> [Stated exercise]
Reading down the listing below, count the lines where the word "AOML" shows up, then give only that count.

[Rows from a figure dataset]
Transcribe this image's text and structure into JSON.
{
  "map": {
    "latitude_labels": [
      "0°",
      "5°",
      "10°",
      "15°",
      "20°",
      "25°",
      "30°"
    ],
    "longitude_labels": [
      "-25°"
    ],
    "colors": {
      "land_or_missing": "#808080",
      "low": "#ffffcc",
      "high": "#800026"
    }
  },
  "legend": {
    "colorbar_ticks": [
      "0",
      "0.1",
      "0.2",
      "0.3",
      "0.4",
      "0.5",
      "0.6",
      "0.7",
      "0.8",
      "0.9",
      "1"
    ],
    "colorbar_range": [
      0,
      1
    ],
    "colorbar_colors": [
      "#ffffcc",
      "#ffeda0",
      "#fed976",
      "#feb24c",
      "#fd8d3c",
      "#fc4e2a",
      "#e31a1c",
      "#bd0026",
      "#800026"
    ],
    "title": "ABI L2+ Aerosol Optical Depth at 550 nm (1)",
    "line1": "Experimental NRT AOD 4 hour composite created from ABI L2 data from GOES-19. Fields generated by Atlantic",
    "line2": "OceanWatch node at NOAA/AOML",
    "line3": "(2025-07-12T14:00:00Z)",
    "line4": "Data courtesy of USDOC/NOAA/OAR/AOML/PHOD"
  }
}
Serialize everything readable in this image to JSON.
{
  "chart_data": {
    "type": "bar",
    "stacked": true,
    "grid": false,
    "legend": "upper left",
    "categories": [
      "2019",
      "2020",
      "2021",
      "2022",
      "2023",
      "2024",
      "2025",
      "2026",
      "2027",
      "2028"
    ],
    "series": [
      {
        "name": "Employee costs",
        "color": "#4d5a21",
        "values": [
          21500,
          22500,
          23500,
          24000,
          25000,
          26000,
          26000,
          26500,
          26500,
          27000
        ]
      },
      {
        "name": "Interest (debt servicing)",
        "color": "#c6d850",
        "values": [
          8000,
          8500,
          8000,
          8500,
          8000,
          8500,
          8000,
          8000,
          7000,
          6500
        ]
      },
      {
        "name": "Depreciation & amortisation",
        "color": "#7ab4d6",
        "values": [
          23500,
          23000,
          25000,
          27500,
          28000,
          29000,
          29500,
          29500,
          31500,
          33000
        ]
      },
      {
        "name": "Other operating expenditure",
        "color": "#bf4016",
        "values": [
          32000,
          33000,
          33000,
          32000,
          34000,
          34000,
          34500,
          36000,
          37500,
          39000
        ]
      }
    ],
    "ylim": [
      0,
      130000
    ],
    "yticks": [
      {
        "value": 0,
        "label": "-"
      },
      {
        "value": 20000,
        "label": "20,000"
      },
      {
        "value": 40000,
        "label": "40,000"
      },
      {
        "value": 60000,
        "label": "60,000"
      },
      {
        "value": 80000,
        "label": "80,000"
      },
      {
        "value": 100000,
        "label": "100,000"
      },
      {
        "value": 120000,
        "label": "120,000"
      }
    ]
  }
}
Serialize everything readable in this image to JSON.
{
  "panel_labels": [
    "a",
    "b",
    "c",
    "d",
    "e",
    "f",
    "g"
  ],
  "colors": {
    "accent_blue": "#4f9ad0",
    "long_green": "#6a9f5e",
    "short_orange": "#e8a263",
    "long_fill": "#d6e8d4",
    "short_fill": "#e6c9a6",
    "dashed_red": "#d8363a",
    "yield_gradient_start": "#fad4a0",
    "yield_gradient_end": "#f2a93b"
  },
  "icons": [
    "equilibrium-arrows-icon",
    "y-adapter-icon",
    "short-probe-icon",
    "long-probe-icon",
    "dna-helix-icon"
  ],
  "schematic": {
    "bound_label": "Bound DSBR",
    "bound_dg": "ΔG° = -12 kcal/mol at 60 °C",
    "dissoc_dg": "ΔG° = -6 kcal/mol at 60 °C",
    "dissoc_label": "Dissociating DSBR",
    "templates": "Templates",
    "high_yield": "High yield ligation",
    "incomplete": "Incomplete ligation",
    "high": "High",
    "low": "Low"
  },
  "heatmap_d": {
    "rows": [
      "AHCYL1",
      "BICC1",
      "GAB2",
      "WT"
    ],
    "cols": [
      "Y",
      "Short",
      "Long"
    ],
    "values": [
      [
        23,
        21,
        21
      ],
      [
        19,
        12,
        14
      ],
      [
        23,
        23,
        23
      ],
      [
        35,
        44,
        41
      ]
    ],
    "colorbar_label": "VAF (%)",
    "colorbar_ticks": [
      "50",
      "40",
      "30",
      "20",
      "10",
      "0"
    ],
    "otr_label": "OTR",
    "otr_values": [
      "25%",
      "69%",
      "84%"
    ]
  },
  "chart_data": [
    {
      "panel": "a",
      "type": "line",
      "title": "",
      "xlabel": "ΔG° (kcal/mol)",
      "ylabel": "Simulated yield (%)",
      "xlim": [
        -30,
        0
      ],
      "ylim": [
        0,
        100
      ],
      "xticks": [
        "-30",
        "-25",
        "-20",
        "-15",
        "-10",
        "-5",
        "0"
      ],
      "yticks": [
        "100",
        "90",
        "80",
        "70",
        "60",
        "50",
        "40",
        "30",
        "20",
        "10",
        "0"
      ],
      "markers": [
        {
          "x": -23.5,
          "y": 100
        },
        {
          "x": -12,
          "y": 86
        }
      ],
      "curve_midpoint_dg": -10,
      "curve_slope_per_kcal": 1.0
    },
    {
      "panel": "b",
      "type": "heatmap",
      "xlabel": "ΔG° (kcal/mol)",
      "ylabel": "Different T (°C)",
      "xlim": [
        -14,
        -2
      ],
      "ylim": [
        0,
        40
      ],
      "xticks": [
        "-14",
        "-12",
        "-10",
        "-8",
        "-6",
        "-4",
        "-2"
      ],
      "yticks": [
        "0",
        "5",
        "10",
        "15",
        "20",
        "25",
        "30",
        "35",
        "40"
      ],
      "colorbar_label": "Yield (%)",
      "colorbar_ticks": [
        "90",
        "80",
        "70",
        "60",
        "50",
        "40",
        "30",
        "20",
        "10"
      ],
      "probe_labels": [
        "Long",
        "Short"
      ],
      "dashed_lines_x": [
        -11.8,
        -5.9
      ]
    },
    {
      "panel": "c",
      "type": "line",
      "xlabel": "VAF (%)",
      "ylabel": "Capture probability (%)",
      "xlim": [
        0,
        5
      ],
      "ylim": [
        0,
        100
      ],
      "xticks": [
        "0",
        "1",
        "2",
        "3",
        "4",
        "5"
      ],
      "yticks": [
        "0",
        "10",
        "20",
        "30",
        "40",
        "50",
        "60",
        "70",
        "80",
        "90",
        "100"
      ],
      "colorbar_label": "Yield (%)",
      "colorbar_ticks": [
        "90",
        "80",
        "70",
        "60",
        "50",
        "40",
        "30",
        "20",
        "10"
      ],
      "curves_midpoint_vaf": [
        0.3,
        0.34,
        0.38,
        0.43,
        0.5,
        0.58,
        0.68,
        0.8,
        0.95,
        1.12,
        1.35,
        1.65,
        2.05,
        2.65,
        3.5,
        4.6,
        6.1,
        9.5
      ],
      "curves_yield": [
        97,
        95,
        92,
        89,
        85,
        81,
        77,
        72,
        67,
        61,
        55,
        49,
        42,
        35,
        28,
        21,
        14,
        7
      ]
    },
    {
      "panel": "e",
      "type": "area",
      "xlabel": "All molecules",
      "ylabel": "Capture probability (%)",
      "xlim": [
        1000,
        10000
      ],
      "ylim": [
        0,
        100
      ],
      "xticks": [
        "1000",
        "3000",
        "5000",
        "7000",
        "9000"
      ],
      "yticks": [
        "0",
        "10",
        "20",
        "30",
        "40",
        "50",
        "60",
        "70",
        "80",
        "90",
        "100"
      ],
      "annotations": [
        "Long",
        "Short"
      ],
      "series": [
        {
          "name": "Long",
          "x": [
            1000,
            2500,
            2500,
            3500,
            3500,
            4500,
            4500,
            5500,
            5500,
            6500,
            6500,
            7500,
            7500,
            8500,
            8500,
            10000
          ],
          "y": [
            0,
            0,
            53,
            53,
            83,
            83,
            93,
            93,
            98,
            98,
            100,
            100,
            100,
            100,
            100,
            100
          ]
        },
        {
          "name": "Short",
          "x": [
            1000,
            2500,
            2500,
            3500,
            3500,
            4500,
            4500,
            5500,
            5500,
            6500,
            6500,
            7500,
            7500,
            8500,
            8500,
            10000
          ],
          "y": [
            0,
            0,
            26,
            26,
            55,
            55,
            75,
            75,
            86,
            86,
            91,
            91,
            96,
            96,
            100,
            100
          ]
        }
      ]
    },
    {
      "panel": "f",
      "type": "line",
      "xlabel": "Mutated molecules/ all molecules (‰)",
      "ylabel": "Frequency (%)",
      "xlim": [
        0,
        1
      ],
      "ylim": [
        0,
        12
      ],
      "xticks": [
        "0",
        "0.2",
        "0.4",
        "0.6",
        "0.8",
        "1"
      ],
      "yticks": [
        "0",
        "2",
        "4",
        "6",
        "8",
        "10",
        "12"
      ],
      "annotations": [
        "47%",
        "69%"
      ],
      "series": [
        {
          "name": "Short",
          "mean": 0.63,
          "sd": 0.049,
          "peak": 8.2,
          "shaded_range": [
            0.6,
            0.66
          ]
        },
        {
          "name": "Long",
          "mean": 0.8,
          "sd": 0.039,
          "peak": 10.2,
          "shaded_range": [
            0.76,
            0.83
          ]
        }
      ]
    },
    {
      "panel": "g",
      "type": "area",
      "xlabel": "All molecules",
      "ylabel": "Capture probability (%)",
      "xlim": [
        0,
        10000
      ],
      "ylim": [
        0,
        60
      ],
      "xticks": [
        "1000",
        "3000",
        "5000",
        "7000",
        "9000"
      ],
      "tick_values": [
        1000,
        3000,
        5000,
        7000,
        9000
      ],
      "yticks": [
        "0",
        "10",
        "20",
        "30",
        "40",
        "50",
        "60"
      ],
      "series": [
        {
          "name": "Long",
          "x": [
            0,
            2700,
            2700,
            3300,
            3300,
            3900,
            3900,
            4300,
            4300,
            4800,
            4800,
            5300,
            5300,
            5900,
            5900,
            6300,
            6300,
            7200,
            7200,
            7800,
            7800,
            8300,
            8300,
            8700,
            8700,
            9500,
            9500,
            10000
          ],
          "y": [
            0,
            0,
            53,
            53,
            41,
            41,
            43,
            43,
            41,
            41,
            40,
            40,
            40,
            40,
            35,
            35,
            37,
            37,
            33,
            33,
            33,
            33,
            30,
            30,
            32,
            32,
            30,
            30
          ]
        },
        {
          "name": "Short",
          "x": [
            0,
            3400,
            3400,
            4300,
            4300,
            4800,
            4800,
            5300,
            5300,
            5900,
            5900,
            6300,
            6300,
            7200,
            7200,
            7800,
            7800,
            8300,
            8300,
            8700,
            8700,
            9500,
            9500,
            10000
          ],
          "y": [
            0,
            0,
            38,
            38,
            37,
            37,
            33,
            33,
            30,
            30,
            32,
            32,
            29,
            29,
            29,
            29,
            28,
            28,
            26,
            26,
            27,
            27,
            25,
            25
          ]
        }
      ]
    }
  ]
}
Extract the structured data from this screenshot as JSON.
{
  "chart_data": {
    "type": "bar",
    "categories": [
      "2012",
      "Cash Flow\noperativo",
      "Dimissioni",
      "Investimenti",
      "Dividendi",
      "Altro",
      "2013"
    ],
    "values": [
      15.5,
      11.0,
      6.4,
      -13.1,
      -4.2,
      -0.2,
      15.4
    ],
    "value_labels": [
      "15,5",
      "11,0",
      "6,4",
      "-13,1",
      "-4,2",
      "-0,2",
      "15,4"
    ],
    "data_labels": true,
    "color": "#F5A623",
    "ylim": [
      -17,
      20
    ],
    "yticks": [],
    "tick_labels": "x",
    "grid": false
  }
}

> [Finished exercise]
2